__Job__.
Each line containing the word "name" needs to be copied.

__Records__.
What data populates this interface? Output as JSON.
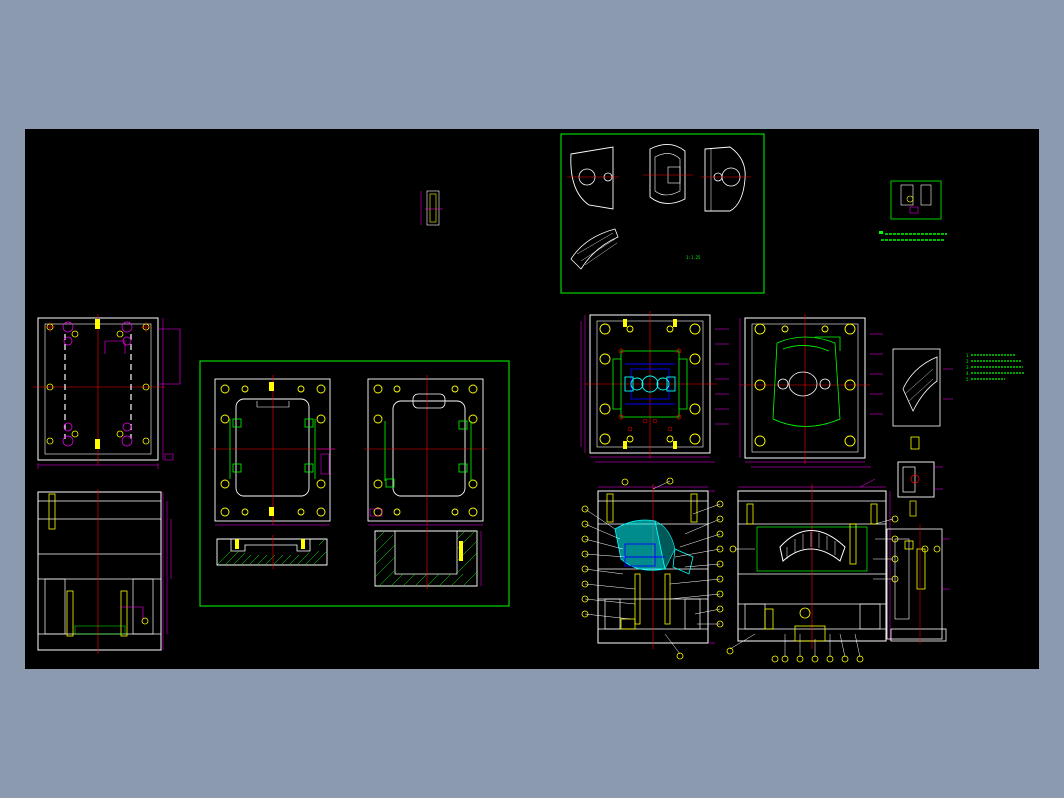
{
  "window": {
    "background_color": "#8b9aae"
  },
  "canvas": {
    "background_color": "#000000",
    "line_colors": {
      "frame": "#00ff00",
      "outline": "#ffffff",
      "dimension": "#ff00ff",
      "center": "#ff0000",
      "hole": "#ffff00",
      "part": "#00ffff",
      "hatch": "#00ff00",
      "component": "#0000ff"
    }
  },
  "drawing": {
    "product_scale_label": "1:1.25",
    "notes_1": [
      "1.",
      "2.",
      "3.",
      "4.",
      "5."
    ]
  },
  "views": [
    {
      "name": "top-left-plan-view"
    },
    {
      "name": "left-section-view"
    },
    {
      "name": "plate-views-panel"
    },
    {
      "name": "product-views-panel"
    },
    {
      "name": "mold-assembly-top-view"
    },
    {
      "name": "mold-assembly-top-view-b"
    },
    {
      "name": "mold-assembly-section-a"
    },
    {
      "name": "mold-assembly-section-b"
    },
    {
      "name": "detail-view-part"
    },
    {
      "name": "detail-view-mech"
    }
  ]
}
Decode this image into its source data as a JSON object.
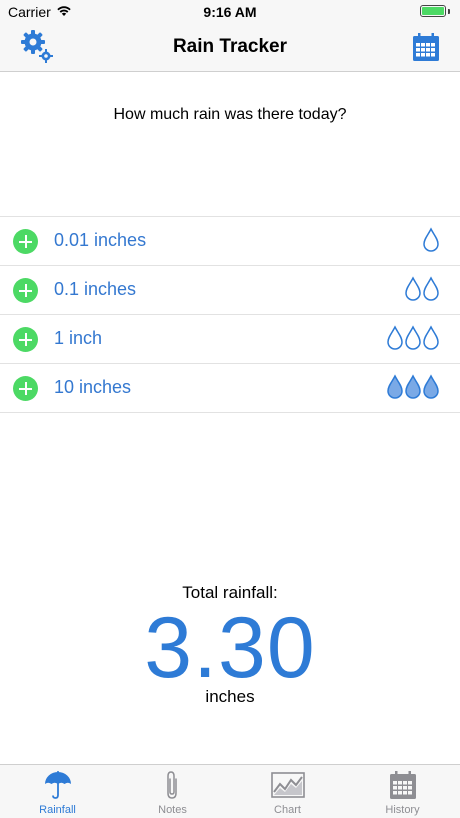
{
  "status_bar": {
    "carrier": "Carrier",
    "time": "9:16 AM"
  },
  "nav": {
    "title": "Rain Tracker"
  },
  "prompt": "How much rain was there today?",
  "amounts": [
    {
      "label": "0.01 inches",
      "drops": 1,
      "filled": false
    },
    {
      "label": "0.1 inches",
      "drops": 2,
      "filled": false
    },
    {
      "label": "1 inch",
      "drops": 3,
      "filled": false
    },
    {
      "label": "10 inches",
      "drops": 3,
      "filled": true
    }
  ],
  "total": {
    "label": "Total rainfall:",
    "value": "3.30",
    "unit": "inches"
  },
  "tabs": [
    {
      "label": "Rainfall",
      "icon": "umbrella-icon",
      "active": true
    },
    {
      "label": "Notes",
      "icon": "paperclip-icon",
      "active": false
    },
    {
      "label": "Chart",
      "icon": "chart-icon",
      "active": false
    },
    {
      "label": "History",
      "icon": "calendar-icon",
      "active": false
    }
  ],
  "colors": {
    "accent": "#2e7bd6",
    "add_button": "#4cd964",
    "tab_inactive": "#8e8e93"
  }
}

__Complete response__.
      "name": "top-left-plan-view"
      "name": "left-section-view"
      "name": "plate-views-panel"
      "name": "product-views-panel"
      "name": "mold-assembly-top-view"
      "name": "mold-assembly-top-view-b"
      "name": "mold-assembly-section-a"
      "name": "mold-assembly-section-b"
      "name": "detail-view-part"
      "name": "detail-view-mech"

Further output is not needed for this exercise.